In the listing below, find every line containing "this" and copy it out.
--- Start EXERCISE DATA ---
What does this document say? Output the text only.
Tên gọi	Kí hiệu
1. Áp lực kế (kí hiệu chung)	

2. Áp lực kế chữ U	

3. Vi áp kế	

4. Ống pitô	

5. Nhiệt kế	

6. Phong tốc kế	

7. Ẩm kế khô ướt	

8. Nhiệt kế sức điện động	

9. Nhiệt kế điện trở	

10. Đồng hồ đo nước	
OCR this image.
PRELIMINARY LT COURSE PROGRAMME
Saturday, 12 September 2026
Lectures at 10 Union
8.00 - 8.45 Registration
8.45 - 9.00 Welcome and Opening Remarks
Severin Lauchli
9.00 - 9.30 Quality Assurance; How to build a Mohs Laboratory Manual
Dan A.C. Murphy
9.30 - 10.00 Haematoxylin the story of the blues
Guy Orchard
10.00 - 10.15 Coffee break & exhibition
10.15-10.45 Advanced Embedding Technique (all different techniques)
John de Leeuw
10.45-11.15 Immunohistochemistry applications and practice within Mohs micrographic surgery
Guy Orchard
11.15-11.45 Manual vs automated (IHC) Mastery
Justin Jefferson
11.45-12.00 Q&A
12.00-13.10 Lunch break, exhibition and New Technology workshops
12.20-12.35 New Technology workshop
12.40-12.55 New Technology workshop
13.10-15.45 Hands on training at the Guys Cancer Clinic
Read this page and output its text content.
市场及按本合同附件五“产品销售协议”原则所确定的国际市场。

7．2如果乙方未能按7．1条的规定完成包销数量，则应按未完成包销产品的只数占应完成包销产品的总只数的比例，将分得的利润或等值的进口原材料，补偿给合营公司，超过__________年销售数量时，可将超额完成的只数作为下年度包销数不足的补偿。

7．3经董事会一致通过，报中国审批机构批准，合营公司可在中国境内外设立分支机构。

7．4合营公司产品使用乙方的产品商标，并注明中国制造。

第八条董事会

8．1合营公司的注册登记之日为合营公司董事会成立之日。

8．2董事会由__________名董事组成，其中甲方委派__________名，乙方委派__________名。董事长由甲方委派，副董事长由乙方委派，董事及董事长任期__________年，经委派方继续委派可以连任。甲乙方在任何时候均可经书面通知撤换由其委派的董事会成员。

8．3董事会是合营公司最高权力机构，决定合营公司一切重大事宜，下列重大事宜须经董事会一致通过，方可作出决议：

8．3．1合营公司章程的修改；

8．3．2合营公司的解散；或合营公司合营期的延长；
--- End EXERCISE DATA ---
#### EXERCISE RESPONSE
What does this document say? Output the text only.
OCR this image.
Read this page and output its text content.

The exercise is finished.